#### REQUIREMENTS
Restate the complete material exactly.

#### SUPPLIED ENTRIES
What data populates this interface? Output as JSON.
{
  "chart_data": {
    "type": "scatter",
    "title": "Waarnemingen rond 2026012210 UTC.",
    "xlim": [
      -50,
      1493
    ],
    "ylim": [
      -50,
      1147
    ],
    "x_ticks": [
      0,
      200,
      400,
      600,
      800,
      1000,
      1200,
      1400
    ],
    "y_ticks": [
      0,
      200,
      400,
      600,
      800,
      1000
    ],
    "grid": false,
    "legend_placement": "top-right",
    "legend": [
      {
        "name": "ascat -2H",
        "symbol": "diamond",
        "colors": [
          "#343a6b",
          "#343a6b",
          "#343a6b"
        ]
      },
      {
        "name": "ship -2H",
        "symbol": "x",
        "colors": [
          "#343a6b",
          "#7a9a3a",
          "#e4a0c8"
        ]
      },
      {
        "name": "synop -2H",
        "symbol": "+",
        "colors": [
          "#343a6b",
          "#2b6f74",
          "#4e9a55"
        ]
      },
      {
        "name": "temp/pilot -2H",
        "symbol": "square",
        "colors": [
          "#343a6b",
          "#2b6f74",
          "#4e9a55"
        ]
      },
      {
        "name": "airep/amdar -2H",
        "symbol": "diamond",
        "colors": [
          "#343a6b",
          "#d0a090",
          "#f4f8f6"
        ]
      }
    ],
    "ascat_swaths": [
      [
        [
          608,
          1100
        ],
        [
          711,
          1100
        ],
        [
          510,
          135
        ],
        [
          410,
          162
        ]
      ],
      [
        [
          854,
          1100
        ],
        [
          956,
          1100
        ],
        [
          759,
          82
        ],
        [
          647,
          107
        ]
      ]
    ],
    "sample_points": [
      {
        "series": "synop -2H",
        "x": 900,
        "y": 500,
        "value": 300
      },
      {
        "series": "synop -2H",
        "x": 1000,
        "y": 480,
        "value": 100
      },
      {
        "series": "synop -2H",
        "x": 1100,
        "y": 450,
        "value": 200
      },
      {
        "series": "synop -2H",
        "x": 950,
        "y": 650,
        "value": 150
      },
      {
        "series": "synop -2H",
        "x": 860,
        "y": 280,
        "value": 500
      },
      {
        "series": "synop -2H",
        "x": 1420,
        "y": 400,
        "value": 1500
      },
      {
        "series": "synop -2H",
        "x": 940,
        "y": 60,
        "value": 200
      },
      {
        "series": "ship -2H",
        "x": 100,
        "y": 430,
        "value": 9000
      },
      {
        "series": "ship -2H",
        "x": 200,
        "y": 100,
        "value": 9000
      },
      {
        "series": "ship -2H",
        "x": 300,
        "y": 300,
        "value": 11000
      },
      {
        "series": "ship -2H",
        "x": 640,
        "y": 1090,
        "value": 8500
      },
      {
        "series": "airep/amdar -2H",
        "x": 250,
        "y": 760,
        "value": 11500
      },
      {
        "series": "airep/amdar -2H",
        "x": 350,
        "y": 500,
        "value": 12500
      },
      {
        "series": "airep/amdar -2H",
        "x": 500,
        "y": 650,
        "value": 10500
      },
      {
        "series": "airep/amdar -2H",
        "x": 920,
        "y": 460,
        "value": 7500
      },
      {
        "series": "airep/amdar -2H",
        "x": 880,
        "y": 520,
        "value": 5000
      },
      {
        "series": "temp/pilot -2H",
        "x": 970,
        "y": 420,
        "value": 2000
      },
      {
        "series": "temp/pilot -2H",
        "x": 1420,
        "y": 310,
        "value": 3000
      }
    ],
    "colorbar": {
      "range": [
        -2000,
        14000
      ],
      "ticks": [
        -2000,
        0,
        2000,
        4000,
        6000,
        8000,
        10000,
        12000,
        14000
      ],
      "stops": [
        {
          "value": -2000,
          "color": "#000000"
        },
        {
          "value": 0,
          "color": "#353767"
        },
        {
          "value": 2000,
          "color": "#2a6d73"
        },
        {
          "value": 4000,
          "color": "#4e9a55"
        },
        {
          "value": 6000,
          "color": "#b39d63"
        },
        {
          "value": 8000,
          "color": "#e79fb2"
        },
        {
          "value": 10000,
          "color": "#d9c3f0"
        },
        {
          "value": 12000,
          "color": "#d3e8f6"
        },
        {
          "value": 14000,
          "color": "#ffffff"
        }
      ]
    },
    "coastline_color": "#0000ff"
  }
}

#### FINAL RESULT
What data populates this interface? Output as JSON.
{
  "chart_data": {
    "type": "scatter",
    "title": "Waarnemingen rond 2026012210 UTC.",
    "xlim": [
      -50,
      1493
    ],
    "ylim": [
      -50,
      1147
    ],
    "x_ticks": [
      0,
      200,
      400,
      600,
      800,
      1000,
      1200,
      1400
    ],
    "y_ticks": [
      0,
      200,
      400,
      600,
      800,
      1000
    ],
    "grid": false,
    "legend_placement": "top-right",
    "legend": [
      {
        "name": "ascat -2H",
        "symbol": "diamond",
        "colors": [
          "#343a6b",
          "#343a6b",
          "#343a6b"
        ]
      },
      {
        "name": "ship -2H",
        "symbol": "x",
        "colors": [
          "#343a6b",
          "#7a9a3a",
          "#e4a0c8"
        ]
      },
      {
        "name": "synop -2H",
        "symbol": "+",
        "colors": [
          "#343a6b",
          "#2b6f74",
          "#4e9a55"
        ]
      },
      {
        "name": "temp/pilot -2H",
        "symbol": "square",
        "colors": [
          "#343a6b",
          "#2b6f74",
          "#4e9a55"
        ]
      },
      {
        "name": "airep/amdar -2H",
        "symbol": "diamond",
        "colors": [
          "#343a6b",
          "#d0a090",
          "#f4f8f6"
        ]
      }
    ],
    "ascat_swaths": [
      [
        [
          608,
          1100
        ],
        [
          711,
          1100
        ],
        [
          510,
          135
        ],
        [
          410,
          162
        ]
      ],
      [
        [
          854,
          1100
        ],
        [
          956,
          1100
        ],
        [
          759,
          82
        ],
        [
          647,
          107
        ]
      ]
    ],
    "sample_points": [
      {
        "series": "synop -2H",
        "x": 900,
        "y": 500,
        "value": 300
      },
      {
        "series": "synop -2H",
        "x": 1000,
        "y": 480,
        "value": 100
      },
      {
        "series": "synop -2H",
        "x": 1100,
        "y": 450,
        "value": 200
      },
      {
        "series": "synop -2H",
        "x": 950,
        "y": 650,
        "value": 150
      },
      {
        "series": "synop -2H",
        "x": 860,
        "y": 280,
        "value": 500
      },
      {
        "series": "synop -2H",
        "x": 1420,
        "y": 400,
        "value": 1500
      },
      {
        "series": "synop -2H",
        "x": 940,
        "y": 60,
        "value": 200
      },
      {
        "series": "ship -2H",
        "x": 100,
        "y": 430,
        "value": 9000
      },
      {
        "series": "ship -2H",
        "x": 200,
        "y": 100,
        "value": 9000
      },
      {
        "series": "ship -2H",
        "x": 300,
        "y": 300,
        "value": 11000
      },
      {
        "series": "ship -2H",
        "x": 640,
        "y": 1090,
        "value": 8500
      },
      {
        "series": "airep/amdar -2H",
        "x": 250,
        "y": 760,
        "value": 11500
      },
      {
        "series": "airep/amdar -2H",
        "x": 350,
        "y": 500,
        "value": 12500
      },
      {
        "series": "airep/amdar -2H",
        "x": 500,
        "y": 650,
        "value": 10500
      },
      {
        "series": "airep/amdar -2H",
        "x": 920,
        "y": 460,
        "value": 7500
      },
      {
        "series": "airep/amdar -2H",
        "x": 880,
        "y": 520,
        "value": 5000
      },
      {
        "series": "temp/pilot -2H",
        "x": 970,
        "y": 420,
        "value": 2000
      },
      {
        "series": "temp/pilot -2H",
        "x": 1420,
        "y": 310,
        "value": 3000
      }
    ],
    "colorbar": {
      "range": [
        -2000,
        14000
      ],
      "ticks": [
        -2000,
        0,
        2000,
        4000,
        6000,
        8000,
        10000,
        12000,
        14000
      ],
      "stops": [
        {
          "value": -2000,
          "color": "#000000"
        },
        {
          "value": 0,
          "color": "#353767"
        },
        {
          "value": 2000,
          "color": "#2a6d73"
        },
        {
          "value": 4000,
          "color": "#4e9a55"
        },
        {
          "value": 6000,
          "color": "#b39d63"
        },
        {
          "value": 8000,
          "color": "#e79fb2"
        },
        {
          "value": 10000,
          "color": "#d9c3f0"
        },
        {
          "value": 12000,
          "color": "#d3e8f6"
        },
        {
          "value": 14000,
          "color": "#ffffff"
        }
      ]
    },
    "coastline_color": "#0000ff"
  }
}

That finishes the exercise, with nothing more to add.